--- Task directions ---
Copy out each line that has "здоровья" in it.

--- Records for processing ---
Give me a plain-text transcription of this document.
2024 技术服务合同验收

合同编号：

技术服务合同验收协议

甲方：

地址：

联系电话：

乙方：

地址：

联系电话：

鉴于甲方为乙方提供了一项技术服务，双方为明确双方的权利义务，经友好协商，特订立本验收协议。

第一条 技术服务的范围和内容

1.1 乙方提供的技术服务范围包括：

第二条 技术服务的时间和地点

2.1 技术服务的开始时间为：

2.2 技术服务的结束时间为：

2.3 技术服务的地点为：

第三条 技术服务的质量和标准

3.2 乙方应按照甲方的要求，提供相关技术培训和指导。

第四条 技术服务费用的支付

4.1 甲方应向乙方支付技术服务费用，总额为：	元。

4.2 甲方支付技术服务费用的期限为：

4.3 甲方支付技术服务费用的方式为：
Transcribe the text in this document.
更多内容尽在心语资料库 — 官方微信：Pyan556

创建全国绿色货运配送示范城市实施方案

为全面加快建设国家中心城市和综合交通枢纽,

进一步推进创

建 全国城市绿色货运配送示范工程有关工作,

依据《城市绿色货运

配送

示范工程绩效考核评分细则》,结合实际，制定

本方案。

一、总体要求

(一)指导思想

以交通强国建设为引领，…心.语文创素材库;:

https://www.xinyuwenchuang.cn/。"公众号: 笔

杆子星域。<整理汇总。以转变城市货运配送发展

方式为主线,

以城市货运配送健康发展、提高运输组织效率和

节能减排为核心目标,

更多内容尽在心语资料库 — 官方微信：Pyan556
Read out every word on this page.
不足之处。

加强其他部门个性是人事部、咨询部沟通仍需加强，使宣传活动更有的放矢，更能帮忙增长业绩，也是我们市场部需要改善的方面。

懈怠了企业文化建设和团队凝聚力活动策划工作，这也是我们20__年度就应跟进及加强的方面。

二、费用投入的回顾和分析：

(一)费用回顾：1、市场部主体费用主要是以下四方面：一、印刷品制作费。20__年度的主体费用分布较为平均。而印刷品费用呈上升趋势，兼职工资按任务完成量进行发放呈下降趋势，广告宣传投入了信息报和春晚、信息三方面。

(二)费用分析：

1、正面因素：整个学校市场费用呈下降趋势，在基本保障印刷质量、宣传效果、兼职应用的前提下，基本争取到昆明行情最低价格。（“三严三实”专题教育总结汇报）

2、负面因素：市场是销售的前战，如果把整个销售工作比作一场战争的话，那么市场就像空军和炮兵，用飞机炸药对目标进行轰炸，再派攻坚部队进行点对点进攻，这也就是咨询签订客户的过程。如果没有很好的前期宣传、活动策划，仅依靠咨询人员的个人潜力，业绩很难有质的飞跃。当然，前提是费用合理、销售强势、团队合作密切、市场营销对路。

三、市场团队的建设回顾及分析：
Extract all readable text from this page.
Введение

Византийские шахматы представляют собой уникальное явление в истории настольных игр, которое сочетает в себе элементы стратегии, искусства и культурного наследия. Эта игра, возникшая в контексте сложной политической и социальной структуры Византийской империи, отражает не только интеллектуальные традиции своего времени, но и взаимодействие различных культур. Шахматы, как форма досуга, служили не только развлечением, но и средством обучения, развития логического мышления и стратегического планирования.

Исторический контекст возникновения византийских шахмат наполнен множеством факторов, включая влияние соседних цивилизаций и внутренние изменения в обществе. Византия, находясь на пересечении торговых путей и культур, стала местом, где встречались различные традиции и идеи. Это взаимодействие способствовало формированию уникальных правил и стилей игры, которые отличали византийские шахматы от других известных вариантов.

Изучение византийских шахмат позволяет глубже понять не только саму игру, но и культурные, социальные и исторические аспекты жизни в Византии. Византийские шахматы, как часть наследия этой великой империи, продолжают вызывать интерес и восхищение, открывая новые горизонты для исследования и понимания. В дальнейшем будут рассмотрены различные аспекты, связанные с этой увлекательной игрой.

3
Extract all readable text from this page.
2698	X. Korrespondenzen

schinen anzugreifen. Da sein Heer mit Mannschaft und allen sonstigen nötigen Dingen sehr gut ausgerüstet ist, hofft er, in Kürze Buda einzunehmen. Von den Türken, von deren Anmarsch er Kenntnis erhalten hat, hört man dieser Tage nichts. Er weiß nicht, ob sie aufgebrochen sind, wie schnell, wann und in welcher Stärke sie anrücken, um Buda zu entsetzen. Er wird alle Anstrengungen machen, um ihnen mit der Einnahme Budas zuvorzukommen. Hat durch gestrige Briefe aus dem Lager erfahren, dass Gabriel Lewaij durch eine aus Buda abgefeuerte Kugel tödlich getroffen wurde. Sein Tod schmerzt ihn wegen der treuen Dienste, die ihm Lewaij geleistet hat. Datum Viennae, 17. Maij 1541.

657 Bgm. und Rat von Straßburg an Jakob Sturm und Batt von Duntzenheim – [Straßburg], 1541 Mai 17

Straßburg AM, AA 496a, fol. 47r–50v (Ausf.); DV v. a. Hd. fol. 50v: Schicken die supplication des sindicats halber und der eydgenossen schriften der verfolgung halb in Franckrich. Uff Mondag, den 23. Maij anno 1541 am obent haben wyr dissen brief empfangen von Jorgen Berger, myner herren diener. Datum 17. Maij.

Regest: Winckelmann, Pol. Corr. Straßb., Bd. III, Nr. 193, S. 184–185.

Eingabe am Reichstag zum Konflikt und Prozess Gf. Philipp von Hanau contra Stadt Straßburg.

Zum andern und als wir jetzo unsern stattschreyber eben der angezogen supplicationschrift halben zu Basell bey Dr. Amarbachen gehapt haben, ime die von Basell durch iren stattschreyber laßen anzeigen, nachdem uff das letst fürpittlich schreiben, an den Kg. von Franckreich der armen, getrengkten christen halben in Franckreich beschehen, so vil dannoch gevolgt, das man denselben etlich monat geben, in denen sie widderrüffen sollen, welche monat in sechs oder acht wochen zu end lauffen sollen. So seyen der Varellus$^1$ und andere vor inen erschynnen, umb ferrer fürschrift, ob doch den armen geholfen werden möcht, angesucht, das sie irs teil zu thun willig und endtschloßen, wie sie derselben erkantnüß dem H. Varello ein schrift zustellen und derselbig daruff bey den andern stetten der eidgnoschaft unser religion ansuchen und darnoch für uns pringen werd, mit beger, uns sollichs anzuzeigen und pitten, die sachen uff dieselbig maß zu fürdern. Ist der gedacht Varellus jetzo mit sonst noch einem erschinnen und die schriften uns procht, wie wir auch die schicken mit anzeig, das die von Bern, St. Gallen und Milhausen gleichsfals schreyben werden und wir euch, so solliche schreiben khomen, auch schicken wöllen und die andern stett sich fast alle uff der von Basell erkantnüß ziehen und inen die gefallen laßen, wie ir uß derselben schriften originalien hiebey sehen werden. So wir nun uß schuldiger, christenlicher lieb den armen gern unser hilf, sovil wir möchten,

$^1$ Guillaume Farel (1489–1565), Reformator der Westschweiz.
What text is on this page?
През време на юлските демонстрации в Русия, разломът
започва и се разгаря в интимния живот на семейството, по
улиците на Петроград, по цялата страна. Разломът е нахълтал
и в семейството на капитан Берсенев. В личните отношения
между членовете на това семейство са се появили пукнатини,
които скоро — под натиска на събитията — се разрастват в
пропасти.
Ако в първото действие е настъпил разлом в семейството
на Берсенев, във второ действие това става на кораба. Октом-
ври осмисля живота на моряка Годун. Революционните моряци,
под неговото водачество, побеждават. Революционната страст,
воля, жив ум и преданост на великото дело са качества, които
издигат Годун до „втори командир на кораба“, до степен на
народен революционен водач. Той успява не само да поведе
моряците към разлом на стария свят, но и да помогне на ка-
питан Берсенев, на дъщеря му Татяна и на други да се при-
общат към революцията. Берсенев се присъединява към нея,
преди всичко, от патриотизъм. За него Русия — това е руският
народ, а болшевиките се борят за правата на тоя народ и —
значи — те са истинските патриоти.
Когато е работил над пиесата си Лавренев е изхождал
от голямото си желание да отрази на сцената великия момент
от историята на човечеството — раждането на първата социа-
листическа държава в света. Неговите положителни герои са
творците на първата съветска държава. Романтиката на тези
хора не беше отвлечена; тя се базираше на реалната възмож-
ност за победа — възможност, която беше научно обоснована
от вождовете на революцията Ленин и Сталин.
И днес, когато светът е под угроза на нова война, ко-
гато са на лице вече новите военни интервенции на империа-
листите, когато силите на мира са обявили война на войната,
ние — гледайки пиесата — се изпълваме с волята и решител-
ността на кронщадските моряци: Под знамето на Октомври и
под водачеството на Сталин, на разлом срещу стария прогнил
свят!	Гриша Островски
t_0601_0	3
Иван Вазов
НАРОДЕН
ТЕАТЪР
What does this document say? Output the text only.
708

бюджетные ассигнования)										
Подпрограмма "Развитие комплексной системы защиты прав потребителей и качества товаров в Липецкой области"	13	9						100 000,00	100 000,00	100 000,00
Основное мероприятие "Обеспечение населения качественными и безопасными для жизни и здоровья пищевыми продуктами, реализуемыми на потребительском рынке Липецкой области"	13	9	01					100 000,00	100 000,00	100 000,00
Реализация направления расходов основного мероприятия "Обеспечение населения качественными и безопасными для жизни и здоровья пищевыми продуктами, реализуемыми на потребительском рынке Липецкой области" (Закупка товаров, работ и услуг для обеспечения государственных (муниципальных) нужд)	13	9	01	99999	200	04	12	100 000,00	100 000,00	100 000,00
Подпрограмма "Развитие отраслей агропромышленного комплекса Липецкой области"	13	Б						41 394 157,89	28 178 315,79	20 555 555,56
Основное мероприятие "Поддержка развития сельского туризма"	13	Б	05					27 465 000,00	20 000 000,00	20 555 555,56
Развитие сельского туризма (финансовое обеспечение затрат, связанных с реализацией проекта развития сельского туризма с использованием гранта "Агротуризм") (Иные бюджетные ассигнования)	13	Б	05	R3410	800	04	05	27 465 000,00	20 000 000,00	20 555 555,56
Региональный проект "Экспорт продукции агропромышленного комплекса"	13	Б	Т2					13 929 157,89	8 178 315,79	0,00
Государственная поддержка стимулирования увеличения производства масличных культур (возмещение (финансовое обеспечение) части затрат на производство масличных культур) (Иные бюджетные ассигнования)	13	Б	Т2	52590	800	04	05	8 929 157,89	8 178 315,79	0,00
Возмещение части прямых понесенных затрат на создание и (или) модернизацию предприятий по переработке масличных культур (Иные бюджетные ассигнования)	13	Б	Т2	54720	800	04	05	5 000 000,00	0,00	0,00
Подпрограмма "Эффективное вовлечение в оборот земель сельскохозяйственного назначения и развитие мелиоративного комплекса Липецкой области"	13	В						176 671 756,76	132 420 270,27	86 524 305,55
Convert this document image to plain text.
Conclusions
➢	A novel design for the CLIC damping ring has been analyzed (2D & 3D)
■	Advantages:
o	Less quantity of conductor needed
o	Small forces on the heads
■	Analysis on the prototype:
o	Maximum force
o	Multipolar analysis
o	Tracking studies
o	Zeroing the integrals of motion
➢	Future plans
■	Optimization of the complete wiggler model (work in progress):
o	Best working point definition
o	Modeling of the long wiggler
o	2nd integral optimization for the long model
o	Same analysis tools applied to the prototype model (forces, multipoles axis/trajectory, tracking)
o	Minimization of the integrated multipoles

--- Full solution ---
Основное мероприятие "Обеспечение населения качественными и безопасными для жизни и здоровья пищевыми продуктами, реализуемыми на потребительском рынке Липецкой области"	13	9	01					100 000,00	100 000,00	100 000,00
Реализация направления расходов основного мероприятия "Обеспечение населения качественными и безопасными для жизни и здоровья пищевыми продуктами, реализуемыми на потребительском рынке Липецкой области" (Закупка товаров, работ и услуг для обеспечения государственных (муниципальных) нужд)	13	9	01	99999	200	04	12	100 000,00	100 000,00	100 000,00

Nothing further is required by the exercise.